### WHAT TO DO
Reproduce all the entries precisely.

### EXTRACTED DATA
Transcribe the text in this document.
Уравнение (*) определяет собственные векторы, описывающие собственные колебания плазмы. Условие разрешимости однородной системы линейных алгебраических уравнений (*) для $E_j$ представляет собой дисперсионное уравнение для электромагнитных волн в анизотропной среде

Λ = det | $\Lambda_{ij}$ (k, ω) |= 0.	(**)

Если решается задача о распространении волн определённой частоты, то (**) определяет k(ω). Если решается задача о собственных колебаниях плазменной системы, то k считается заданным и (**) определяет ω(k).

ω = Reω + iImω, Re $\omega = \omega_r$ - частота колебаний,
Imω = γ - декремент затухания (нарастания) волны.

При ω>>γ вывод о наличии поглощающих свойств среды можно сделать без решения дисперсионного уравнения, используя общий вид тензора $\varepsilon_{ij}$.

### RESPONSE TO THIS TASK
Transcribe the text in this document.
Уравнение (*) определяет собственные векторы, описывающие собственные колебания плазмы. Условие разрешимости однородной системы линейных алгебраических уравнений (*) для $E_j$ представляет собой дисперсионное уравнение для электромагнитных волн в анизотропной среде

Λ = det | $\Lambda_{ij}$ (k, ω) |= 0.	(**)

Если решается задача о распространении волн определённой частоты, то (**) определяет k(ω). Если решается задача о собственных колебаниях плазменной системы, то k считается заданным и (**) определяет ω(k).

ω = Reω + iImω, Re $\omega = \omega_r$ - частота колебаний,
Imω = γ - декремент затухания (нарастания) волны.

При ω>>γ вывод о наличии поглощающих свойств среды можно сделать без решения дисперсионного уравнения, используя общий вид тензора $\varepsilon_{ij}$.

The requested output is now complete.